** START SOURCE MATERIAL **

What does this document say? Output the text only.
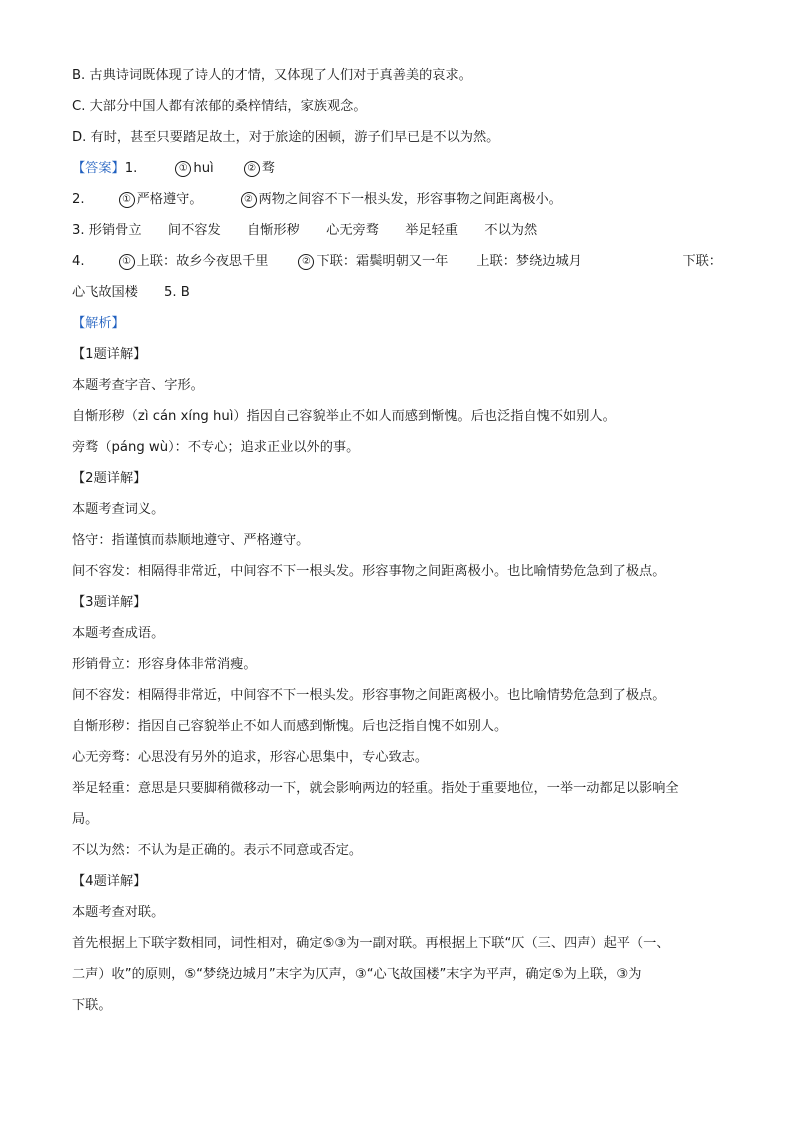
B. 古典诗词既体现了诗人的才情，又体现了人们对于真善美的哀求。
C. 大部分中国人都有浓郁的桑梓情结，家族观念。
D. 有时，甚至只要踏足故土，对于旅途的困顿，游子们早已是不以为然。
【答案】1.	① huì	② 骛
2.	① 严格遵守。	② 两物之间容不下一根头发，形容事物之间距离极小。
3. 形销骨立　　间不容发　　自惭形秽　　心无旁骛　　举足轻重　　不以为然
4.	① 上联：故乡今夜思千里	② 下联：霜鬓明朝又一年 上联：梦绕边城月	下联：
心飞故国楼 5. B
【解析】
【1题详解】
本题考查字音、字形。
自惭形秽（zì cán xíng huì）指因自己容貌举止不如人而感到惭愧。后也泛指自愧不如别人。
旁骛（páng wù）：不专心；追求正业以外的事。
【2题详解】
本题考查词义。
恪守：指谨慎而恭顺地遵守、严格遵守。
间不容发：相隔得非常近，中间容不下一根头发。形容事物之间距离极小。也比喻情势危急到了极点。
【3题详解】
本题考查成语。
形销骨立：形容身体非常消瘦。
间不容发：相隔得非常近，中间容不下一根头发。形容事物之间距离极小。也比喻情势危急到了极点。
自惭形秽：指因自己容貌举止不如人而感到惭愧。后也泛指自愧不如别人。
心无旁骛：心思没有另外的追求，形容心思集中，专心致志。
举足轻重：意思是只要脚稍微移动一下，就会影响两边的轻重。指处于重要地位，一举一动都足以影响全
局。
不以为然：不认为是正确的。表示不同意或否定。
【4题详解】
本题考查对联。
首先根据上下联字数相同，词性相对，确定⑤③为一副对联。再根据上下联“仄（三、四声）起平（一、
二声）收”的原则，⑤“梦绕边城月”末字为仄声，③“心飞故国楼”末字为平声，确定⑤为上联，③为
下联。
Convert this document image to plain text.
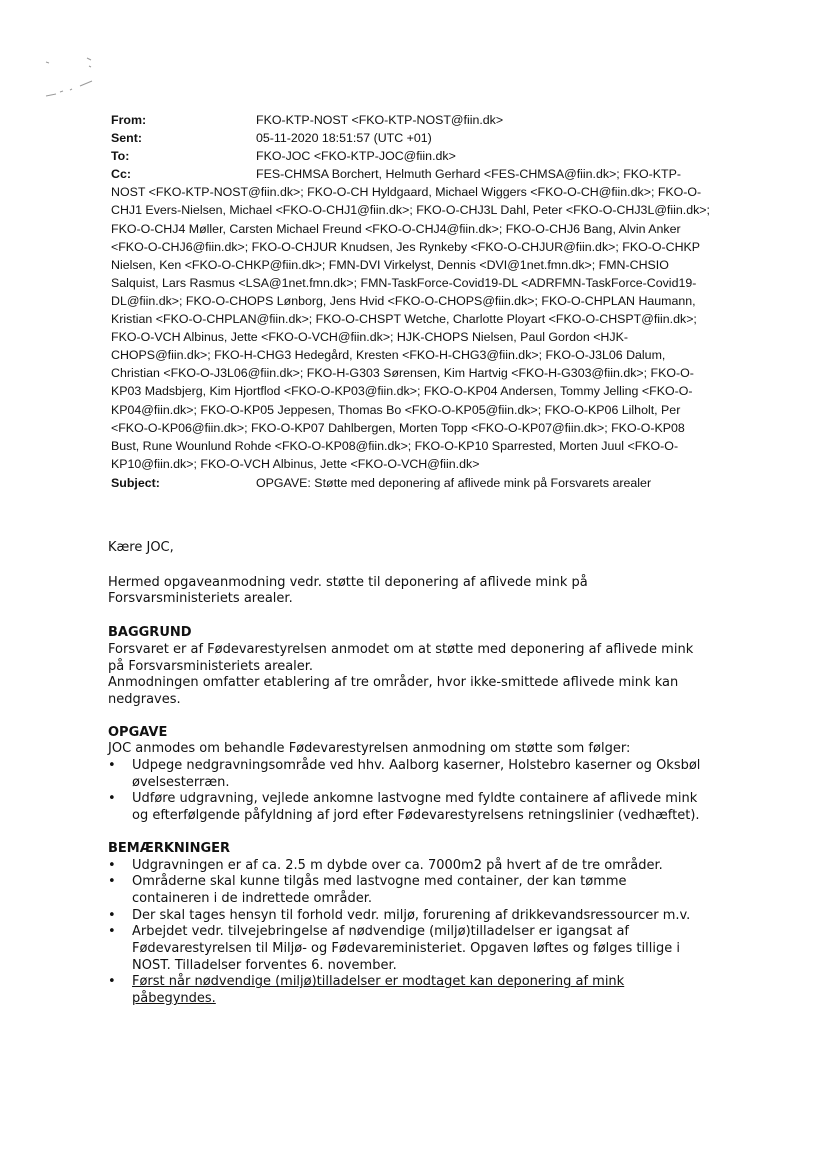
From:	FKO-KTP-NOST <FKO-KTP-NOST@fiin.dk>
Sent:	05-11-2020 18:51:57 (UTC +01)
To:	FKO-JOC <FKO-KTP-JOC@fiin.dk>
Cc:	FES-CHMSA Borchert, Helmuth Gerhard <FES-CHMSA@fiin.dk>; FKO-KTP-NOST <FKO-KTP-NOST@fiin.dk>; FKO-O-CH Hyldgaard, Michael Wiggers <FKO-O-CH@fiin.dk>; FKO-O-CHJ1 Evers-Nielsen, Michael <FKO-O-CHJ1@fiin.dk>; FKO-O-CHJ3L Dahl, Peter <FKO-O-CHJ3L@fiin.dk>; FKO-O-CHJ4 Møller, Carsten Michael Freund <FKO-O-CHJ4@fiin.dk>; FKO-O-CHJ6 Bang, Alvin Anker <FKO-O-CHJ6@fiin.dk>; FKO-O-CHJUR Knudsen, Jes Rynkeby <FKO-O-CHJUR@fiin.dk>; FKO-O-CHKP Nielsen, Ken <FKO-O-CHKP@fiin.dk>; FMN-DVI Virkelyst, Dennis <DVI@1net.fmn.dk>; FMN-CHSIO Salquist, Lars Rasmus <LSA@1net.fmn.dk>; FMN-TaskForce-Covid19-DL <ADRFMN-TaskForce-Covid19-DL@fiin.dk>; FKO-O-CHOPS Lønborg, Jens Hvid <FKO-O-CHOPS@fiin.dk>; FKO-O-CHPLAN Haumann, Kristian <FKO-O-CHPLAN@fiin.dk>; FKO-O-CHSPT Wetche, Charlotte Ployart <FKO-O-CHSPT@fiin.dk>; FKO-O-VCH Albinus, Jette <FKO-O-VCH@fiin.dk>; HJK-CHOPS Nielsen, Paul Gordon <HJK-CHOPS@fiin.dk>; FKO-H-CHG3 Hedegård, Kresten <FKO-H-CHG3@fiin.dk>; FKO-O-J3L06 Dalum, Christian <FKO-O-J3L06@fiin.dk>; FKO-H-G303 Sørensen, Kim Hartvig <FKO-H-G303@fiin.dk>; FKO-O-KP03 Madsbjerg, Kim Hjortflod <FKO-O-KP03@fiin.dk>; FKO-O-KP04 Andersen, Tommy Jelling <FKO-O-KP04@fiin.dk>; FKO-O-KP05 Jeppesen, Thomas Bo <FKO-O-KP05@fiin.dk>; FKO-O-KP06 Lilholt, Per <FKO-O-KP06@fiin.dk>; FKO-O-KP07 Dahlbergen, Morten Topp <FKO-O-KP07@fiin.dk>; FKO-O-KP08 Bust, Rune Wounlund Rohde <FKO-O-KP08@fiin.dk>; FKO-O-KP10 Sparrested, Morten Juul <FKO-O-KP10@fiin.dk>; FKO-O-VCH Albinus, Jette <FKO-O-VCH@fiin.dk>
Subject:	OPGAVE: Støtte med deponering af aflivede mink på Forsvarets arealer

Kære JOC,

Hermed opgaveanmodning vedr. støtte til deponering af aflivede mink på Forsvarsministeriets arealer.

BAGGRUND

Forsvaret er af Fødevarestyrelsen anmodet om at støtte med deponering af aflivede mink på Forsvarsministeriets arealer.

Anmodningen omfatter etablering af tre områder, hvor ikke-smittede aflivede mink kan nedgraves.

OPGAVE

JOC anmodes om behandle Fødevarestyrelsen anmodning om støtte som følger:

• Udpege nedgravningsområde ved hhv. Aalborg kaserner, Holstebro kaserner og Oksbøl øvelsesterræn.
• Udføre udgravning, vejlede ankomne lastvogne med fyldte containere af aflivede mink og efterfølgende påfyldning af jord efter Fødevarestyrelsens retningslinier (vedhæftet).

BEMÆRKNINGER

• Udgravningen er af ca. 2.5 m dybde over ca. 7000m2 på hvert af de tre områder.
• Områderne skal kunne tilgås med lastvogne med container, der kan tømme containeren i de indrettede områder.
• Der skal tages hensyn til forhold vedr. miljø, forurening af drikkevandsressourcer m.v.
• Arbejdet vedr. tilvejebringelse af nødvendige (miljø)tilladelser er igangsat af Fødevarestyrelsen til Miljø- og Fødevareministeriet. Opgaven løftes og følges tillige i NOST. Tilladelser forventes 6. november.
• Først når nødvendige (miljø)tilladelser er modtaget kan deponering af mink påbegyndes.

** END SOURCE MATERIAL **

▶ _SHORT TASK_
Pictures are excluded; output everything else in the data verbatim.

▶ _RESULT OF THE TASK_
What does this document say? Output the text only.
B. 古典诗词既体现了诗人的才情，又体现了人们对于真善美的哀求。
C. 大部分中国人都有浓郁的桑梓情结，家族观念。
D. 有时，甚至只要踏足故土，对于旅途的困顿，游子们早已是不以为然。
【答案】1.	① huì	② 骛
2.	① 严格遵守。	② 两物之间容不下一根头发，形容事物之间距离极小。
3. 形销骨立　　间不容发　　自惭形秽　　心无旁骛　　举足轻重　　不以为然
4.	① 上联：故乡今夜思千里	② 下联：霜鬓明朝又一年 上联：梦绕边城月	下联：
心飞故国楼 5. B
【解析】
【1题详解】
本题考查字音、字形。
自惭形秽（zì cán xíng huì）指因自己容貌举止不如人而感到惭愧。后也泛指自愧不如别人。
旁骛（páng wù）：不专心；追求正业以外的事。
【2题详解】
本题考查词义。
恪守：指谨慎而恭顺地遵守、严格遵守。
间不容发：相隔得非常近，中间容不下一根头发。形容事物之间距离极小。也比喻情势危急到了极点。
【3题详解】
本题考查成语。
形销骨立：形容身体非常消瘦。
间不容发：相隔得非常近，中间容不下一根头发。形容事物之间距离极小。也比喻情势危急到了极点。
自惭形秽：指因自己容貌举止不如人而感到惭愧。后也泛指自愧不如别人。
心无旁骛：心思没有另外的追求，形容心思集中，专心致志。
举足轻重：意思是只要脚稍微移动一下，就会影响两边的轻重。指处于重要地位，一举一动都足以影响全
局。
不以为然：不认为是正确的。表示不同意或否定。
【4题详解】
本题考查对联。
首先根据上下联字数相同，词性相对，确定⑤③为一副对联。再根据上下联“仄（三、四声）起平（一、
二声）收”的原则，⑤“梦绕边城月”末字为仄声，③“心飞故国楼”末字为平声，确定⑤为上联，③为
下联。
Convert this document image to plain text.
From:	FKO-KTP-NOST <FKO-KTP-NOST@fiin.dk>
Sent:	05-11-2020 18:51:57 (UTC +01)
To:	FKO-JOC <FKO-KTP-JOC@fiin.dk>
Cc:	FES-CHMSA Borchert, Helmuth Gerhard <FES-CHMSA@fiin.dk>; FKO-KTP-NOST <FKO-KTP-NOST@fiin.dk>; FKO-O-CH Hyldgaard, Michael Wiggers <FKO-O-CH@fiin.dk>; FKO-O-CHJ1 Evers-Nielsen, Michael <FKO-O-CHJ1@fiin.dk>; FKO-O-CHJ3L Dahl, Peter <FKO-O-CHJ3L@fiin.dk>; FKO-O-CHJ4 Møller, Carsten Michael Freund <FKO-O-CHJ4@fiin.dk>; FKO-O-CHJ6 Bang, Alvin Anker <FKO-O-CHJ6@fiin.dk>; FKO-O-CHJUR Knudsen, Jes Rynkeby <FKO-O-CHJUR@fiin.dk>; FKO-O-CHKP Nielsen, Ken <FKO-O-CHKP@fiin.dk>; FMN-DVI Virkelyst, Dennis <DVI@1net.fmn.dk>; FMN-CHSIO Salquist, Lars Rasmus <LSA@1net.fmn.dk>; FMN-TaskForce-Covid19-DL <ADRFMN-TaskForce-Covid19-DL@fiin.dk>; FKO-O-CHOPS Lønborg, Jens Hvid <FKO-O-CHOPS@fiin.dk>; FKO-O-CHPLAN Haumann, Kristian <FKO-O-CHPLAN@fiin.dk>; FKO-O-CHSPT Wetche, Charlotte Ployart <FKO-O-CHSPT@fiin.dk>; FKO-O-VCH Albinus, Jette <FKO-O-VCH@fiin.dk>; HJK-CHOPS Nielsen, Paul Gordon <HJK-CHOPS@fiin.dk>; FKO-H-CHG3 Hedegård, Kresten <FKO-H-CHG3@fiin.dk>; FKO-O-J3L06 Dalum, Christian <FKO-O-J3L06@fiin.dk>; FKO-H-G303 Sørensen, Kim Hartvig <FKO-H-G303@fiin.dk>; FKO-O-KP03 Madsbjerg, Kim Hjortflod <FKO-O-KP03@fiin.dk>; FKO-O-KP04 Andersen, Tommy Jelling <FKO-O-KP04@fiin.dk>; FKO-O-KP05 Jeppesen, Thomas Bo <FKO-O-KP05@fiin.dk>; FKO-O-KP06 Lilholt, Per <FKO-O-KP06@fiin.dk>; FKO-O-KP07 Dahlbergen, Morten Topp <FKO-O-KP07@fiin.dk>; FKO-O-KP08 Bust, Rune Wounlund Rohde <FKO-O-KP08@fiin.dk>; FKO-O-KP10 Sparrested, Morten Juul <FKO-O-KP10@fiin.dk>; FKO-O-VCH Albinus, Jette <FKO-O-VCH@fiin.dk>
Subject:	OPGAVE: Støtte med deponering af aflivede mink på Forsvarets arealer

Kære JOC,

Hermed opgaveanmodning vedr. støtte til deponering af aflivede mink på Forsvarsministeriets arealer.

BAGGRUND

Forsvaret er af Fødevarestyrelsen anmodet om at støtte med deponering af aflivede mink på Forsvarsministeriets arealer.

Anmodningen omfatter etablering af tre områder, hvor ikke-smittede aflivede mink kan nedgraves.

OPGAVE

JOC anmodes om behandle Fødevarestyrelsen anmodning om støtte som følger:

• Udpege nedgravningsområde ved hhv. Aalborg kaserner, Holstebro kaserner og Oksbøl øvelsesterræn.
• Udføre udgravning, vejlede ankomne lastvogne med fyldte containere af aflivede mink og efterfølgende påfyldning af jord efter Fødevarestyrelsens retningslinier (vedhæftet).

BEMÆRKNINGER

• Udgravningen er af ca. 2.5 m dybde over ca. 7000m2 på hvert af de tre områder.
• Områderne skal kunne tilgås med lastvogne med container, der kan tømme containeren i de indrettede områder.
• Der skal tages hensyn til forhold vedr. miljø, forurening af drikkevandsressourcer m.v.
• Arbejdet vedr. tilvejebringelse af nødvendige (miljø)tilladelser er igangsat af Fødevarestyrelsen til Miljø- og Fødevareministeriet. Opgaven løftes og følges tillige i NOST. Tilladelser forventes 6. november.
• Først når nødvendige (miljø)tilladelser er modtaget kan deponering af mink påbegyndes.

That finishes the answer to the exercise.